## [What the task requires]
Write out the entire listing below exactly as it appears, minus any pictures.

## [The input]
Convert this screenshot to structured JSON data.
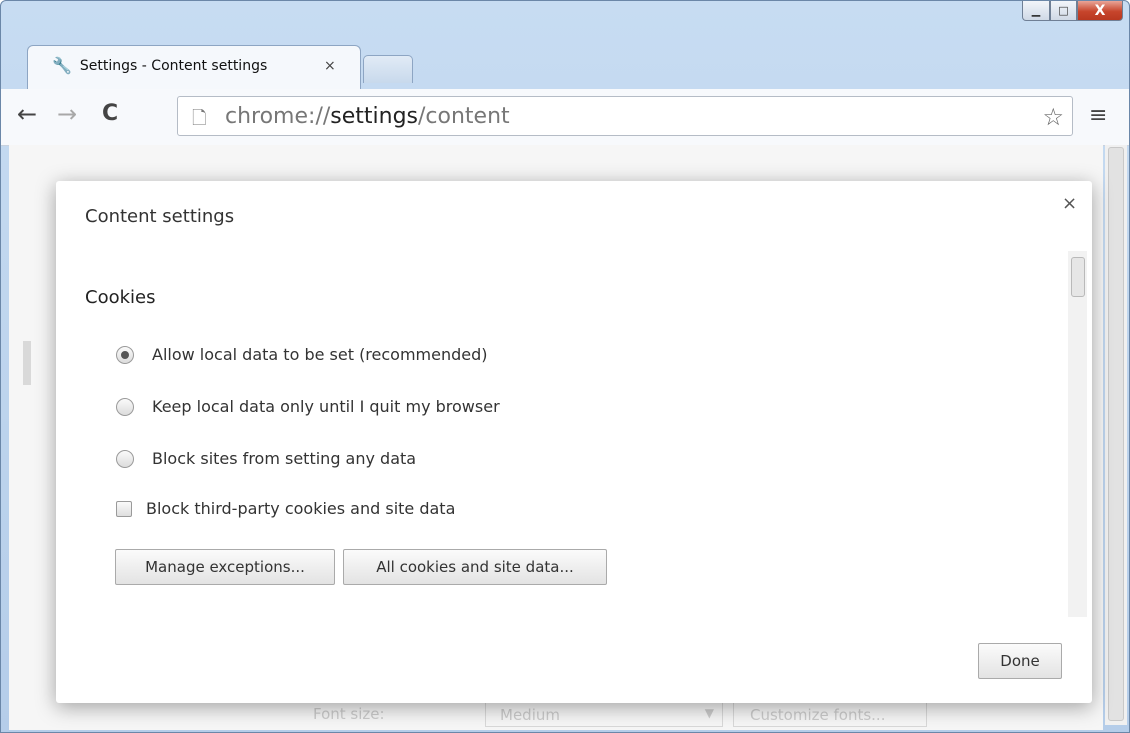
{
  "window": {
    "controls": {
      "minimize": "▁",
      "maximize": "□",
      "close": "X"
    }
  },
  "tabs": [
    {
      "title": "Settings - Content settings",
      "icon": "wrench-icon",
      "close": "×"
    }
  ],
  "toolbar": {
    "back": "←",
    "forward": "→",
    "reload": "C",
    "url_prefix": "chrome://",
    "url_host": "settings",
    "url_path": "/content",
    "star": "☆",
    "menu": "≡"
  },
  "background_page": {
    "font_size_label": "Font size:",
    "font_size_value": "Medium",
    "customize_fonts": "Customize fonts..."
  },
  "dialog": {
    "title": "Content settings",
    "close": "×",
    "section": "Cookies",
    "options": [
      {
        "label": "Allow local data to be set (recommended)",
        "checked": true
      },
      {
        "label": "Keep local data only until I quit my browser",
        "checked": false
      },
      {
        "label": "Block sites from setting any data",
        "checked": false
      }
    ],
    "checkbox_label": "Block third-party cookies and site data",
    "checkbox_checked": false,
    "manage_exceptions": "Manage exceptions...",
    "all_cookies": "All cookies and site data...",
    "done": "Done"
  }
}
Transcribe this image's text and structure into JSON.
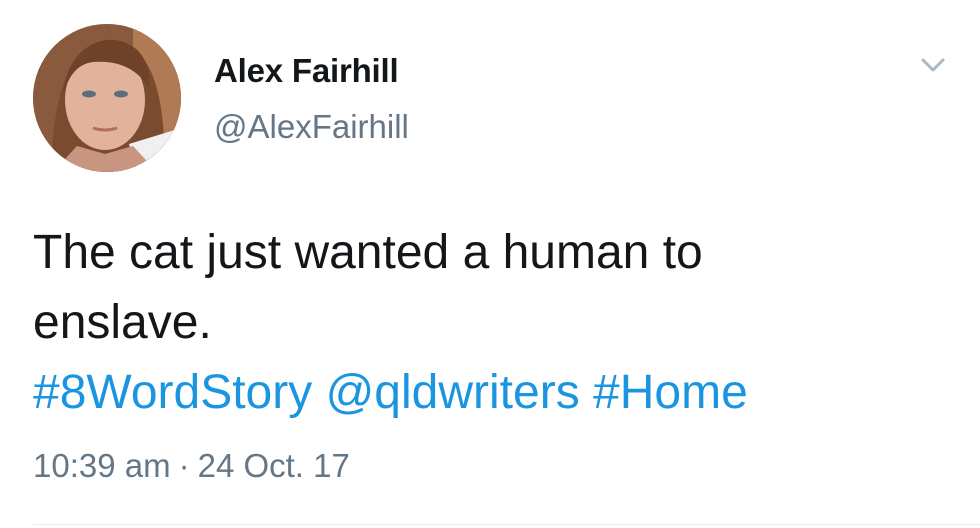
{
  "user": {
    "display_name": "Alex Fairhill",
    "handle": "@AlexFairhill"
  },
  "tweet": {
    "text_line1": "The cat just wanted a human to",
    "text_line2": "enslave.",
    "tags": [
      "#8WordStory",
      "@qldwriters",
      "#Home"
    ]
  },
  "meta": {
    "time": "10:39 am",
    "separator": "·",
    "date": "24 Oct. 17"
  },
  "icons": {
    "menu": "chevron-down-icon"
  },
  "colors": {
    "text": "#14171a",
    "secondary": "#657786",
    "link": "#1b95e0"
  }
}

## [Solution for this problem]
Convert this screenshot to structured JSON data.
{
  "window": {
    "controls": {
      "minimize": "▁",
      "maximize": "□",
      "close": "X"
    }
  },
  "tabs": [
    {
      "title": "Settings - Content settings",
      "icon": "wrench-icon",
      "close": "×"
    }
  ],
  "toolbar": {
    "back": "←",
    "forward": "→",
    "reload": "C",
    "url_prefix": "chrome://",
    "url_host": "settings",
    "url_path": "/content",
    "star": "☆",
    "menu": "≡"
  },
  "background_page": {
    "font_size_label": "Font size:",
    "font_size_value": "Medium",
    "customize_fonts": "Customize fonts..."
  },
  "dialog": {
    "title": "Content settings",
    "close": "×",
    "section": "Cookies",
    "options": [
      {
        "label": "Allow local data to be set (recommended)",
        "checked": true
      },
      {
        "label": "Keep local data only until I quit my browser",
        "checked": false
      },
      {
        "label": "Block sites from setting any data",
        "checked": false
      }
    ],
    "checkbox_label": "Block third-party cookies and site data",
    "checkbox_checked": false,
    "manage_exceptions": "Manage exceptions...",
    "all_cookies": "All cookies and site data...",
    "done": "Done"
  }
}
Transcribe this image's text and structure into JSON.
{
  "user": {
    "display_name": "Alex Fairhill",
    "handle": "@AlexFairhill"
  },
  "tweet": {
    "text_line1": "The cat just wanted a human to",
    "text_line2": "enslave.",
    "tags": [
      "#8WordStory",
      "@qldwriters",
      "#Home"
    ]
  },
  "meta": {
    "time": "10:39 am",
    "separator": "·",
    "date": "24 Oct. 17"
  },
  "icons": {
    "menu": "chevron-down-icon"
  },
  "colors": {
    "text": "#14171a",
    "secondary": "#657786",
    "link": "#1b95e0"
  }
}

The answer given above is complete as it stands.